### WORK REQUIRED
Rewrite the rows from the line with "- x-tick-label: 4000: [962, 555, 994, 566]" to the line with "- y-tick-label: 0.005: [53, 381, 90, 392]", changing every "y-tick-label" to "vertical-tick-label" and leaving all else as it stands.

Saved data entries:
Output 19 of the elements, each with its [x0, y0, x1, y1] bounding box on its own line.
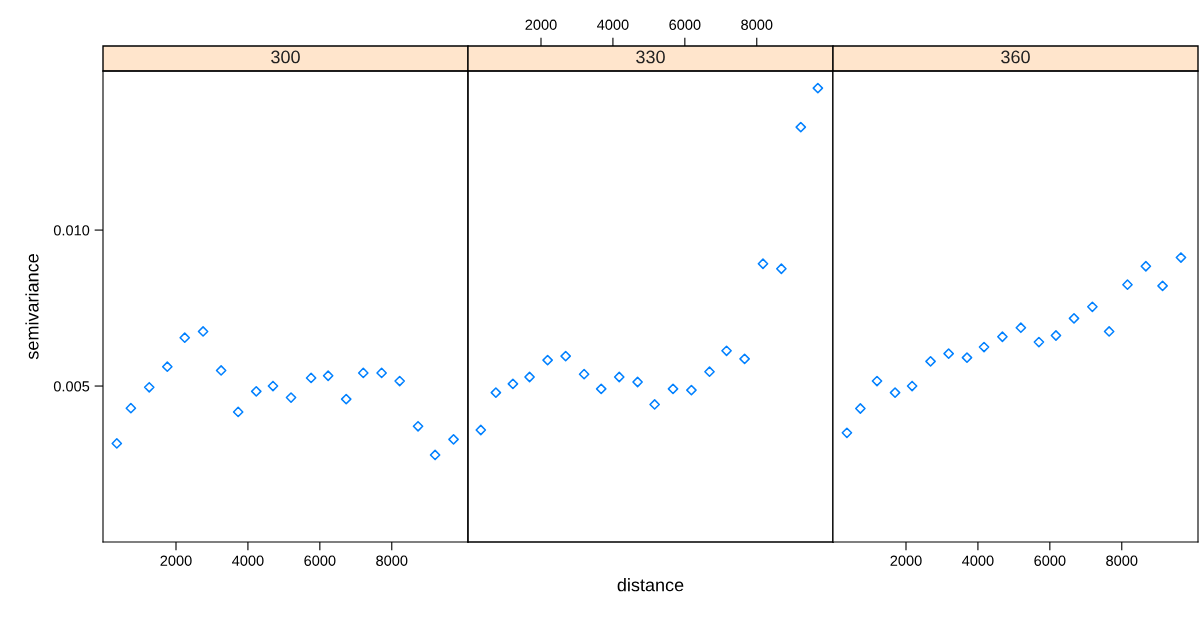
- x-tick-label: 4000: [962, 555, 994, 566]
- chart-title: 360: [1001, 50, 1030, 64]
- x2-tick-label: 2000: [525, 19, 557, 30]
- y-tick-label: 0.010: [53, 225, 90, 236]
- x-tick-label: 4000: [232, 555, 264, 566]
- y-tick-label: 0.005: [53, 381, 90, 392]
- x-tick-label: 8000: [1106, 555, 1138, 566]
- x-tick-label: 6000: [304, 555, 336, 566]
- x-tick-label: 6000: [1034, 555, 1066, 566]
- chart-title: 330: [636, 50, 665, 64]
- y-axis-title: semivariance: [25, 254, 39, 360]
- x2-tick-label: 4000: [597, 19, 629, 30]
- x-axis-title: distance: [617, 578, 684, 592]
- x-tick-label: 2000: [160, 555, 192, 566]
- x2-tick-label: 6000: [669, 19, 701, 30]
- x2-tick-label: 8000: [741, 19, 773, 30]
- chart-title: 300: [271, 50, 300, 64]
- x-tick-label: 8000: [376, 555, 408, 566]
- x-tick-label: 2000: [890, 555, 922, 566]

### CORRECT RESPONSE
- x-tick-label: 4000: [962, 555, 994, 566]
- chart-title: 360: [1001, 50, 1030, 64]
- x2-tick-label: 2000: [525, 19, 557, 30]
- vertical-tick-label: 0.010: [53, 225, 90, 236]
- x-tick-label: 4000: [232, 555, 264, 566]
- vertical-tick-label: 0.005: [53, 381, 90, 392]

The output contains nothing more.